__INSTRUCTIONS TO FOLLOW__:
Pull out every line of the entries below and copy each one exactly, leaving out the pictures.

__SUPPLIED DATA__:

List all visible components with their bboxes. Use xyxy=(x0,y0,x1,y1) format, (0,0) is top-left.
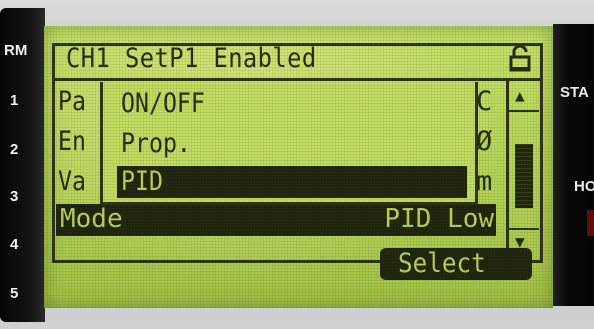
select-softkey-label: Select xyxy=(398,248,486,279)
mode-row[interactable]: Mode PID Low xyxy=(56,204,496,236)
side-label-1: 1 xyxy=(10,92,19,109)
right-bezel xyxy=(553,24,594,306)
scroll-up-divider xyxy=(509,110,539,112)
title-divider xyxy=(52,78,543,81)
param-row-2-prefix: En xyxy=(58,126,86,157)
option-pid-label: PID xyxy=(121,166,163,197)
scroll-down-divider xyxy=(509,228,539,230)
side-label-3: 3 xyxy=(10,188,19,205)
param-row-3-prefix: Va xyxy=(58,166,86,197)
side-label-4: 4 xyxy=(10,236,19,253)
mode-label: Mode xyxy=(60,204,123,234)
lcd-screen: CH1 SetP1 Enabled Pa C En Ø Va m Mode PI… xyxy=(44,26,553,308)
param-row-1-prefix: Pa xyxy=(58,86,86,117)
controller-device: RM 1 2 3 4 5 STA HO CH1 SetP1 Enabled Pa… xyxy=(0,0,594,329)
mode-value: PID Low xyxy=(384,204,494,234)
option-pid-selected[interactable]: PID xyxy=(117,166,467,198)
side-label-rm: RM xyxy=(4,42,28,59)
param-row-3-suffix: m xyxy=(476,166,493,197)
lock-icon xyxy=(509,44,531,78)
indicator-led xyxy=(587,210,594,236)
side-label-2: 2 xyxy=(10,141,19,158)
scroll-thumb[interactable] xyxy=(515,144,533,208)
param-row-2-suffix: Ø xyxy=(476,126,493,157)
scroll-up-arrow-icon[interactable]: ▲ xyxy=(515,86,525,105)
option-on-off[interactable]: ON/OFF xyxy=(121,88,205,119)
right-label-status: STA xyxy=(560,84,589,101)
select-softkey[interactable]: Select xyxy=(380,248,532,280)
right-label-hold: HO xyxy=(574,178,594,195)
mode-dropdown-popup: ON/OFF Prop. PID xyxy=(100,82,478,205)
param-row-1-suffix: C xyxy=(476,86,493,117)
side-label-5: 5 xyxy=(10,285,19,302)
window-title: CH1 SetP1 Enabled xyxy=(66,43,317,74)
option-prop[interactable]: Prop. xyxy=(121,128,191,159)
scrollbar[interactable]: ▲ ▼ xyxy=(506,80,539,260)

__OUTPUT OF THE EXERCISE__:
List all visible components with their bboxes. Use xyxy=(x0,y0,x1,y1) format, (0,0) is top-left.
select-softkey-label: Select xyxy=(398,248,486,279)
mode-row[interactable]: Mode PID Low xyxy=(56,204,496,236)
side-label-1: 1 xyxy=(10,92,19,109)
right-bezel xyxy=(553,24,594,306)
scroll-up-divider xyxy=(509,110,539,112)
title-divider xyxy=(52,78,543,81)
param-row-2-prefix: En xyxy=(58,126,86,157)
option-pid-label: PID xyxy=(121,166,163,197)
scroll-down-divider xyxy=(509,228,539,230)
side-label-3: 3 xyxy=(10,188,19,205)
param-row-3-prefix: Va xyxy=(58,166,86,197)
side-label-4: 4 xyxy=(10,236,19,253)
mode-label: Mode xyxy=(60,204,123,234)
lcd-screen: CH1 SetP1 Enabled Pa C En Ø Va m Mode PI… xyxy=(44,26,553,308)
param-row-1-prefix: Pa xyxy=(58,86,86,117)
controller-device: RM 1 2 3 4 5 STA HO CH1 SetP1 Enabled Pa… xyxy=(0,0,594,329)
mode-value: PID Low xyxy=(384,204,494,234)
option-pid-selected[interactable]: PID xyxy=(117,166,467,198)
side-label-rm: RM xyxy=(4,42,28,59)
param-row-3-suffix: m xyxy=(476,166,493,197)
lock-icon xyxy=(509,44,531,78)
indicator-led xyxy=(587,210,594,236)
side-label-2: 2 xyxy=(10,141,19,158)
scroll-thumb[interactable] xyxy=(515,144,533,208)
param-row-2-suffix: Ø xyxy=(476,126,493,157)
scroll-up-arrow-icon[interactable]: ▲ xyxy=(515,86,525,105)
option-on-off[interactable]: ON/OFF xyxy=(121,88,205,119)
right-label-status: STA xyxy=(560,84,589,101)
select-softkey[interactable]: Select xyxy=(380,248,532,280)
right-label-hold: HO xyxy=(574,178,594,195)
mode-dropdown-popup: ON/OFF Prop. PID xyxy=(100,82,478,205)
param-row-1-suffix: C xyxy=(476,86,493,117)
side-label-5: 5 xyxy=(10,285,19,302)
window-title: CH1 SetP1 Enabled xyxy=(66,43,317,74)
option-prop[interactable]: Prop. xyxy=(121,128,191,159)
scrollbar[interactable]: ▲ ▼ xyxy=(506,80,539,260)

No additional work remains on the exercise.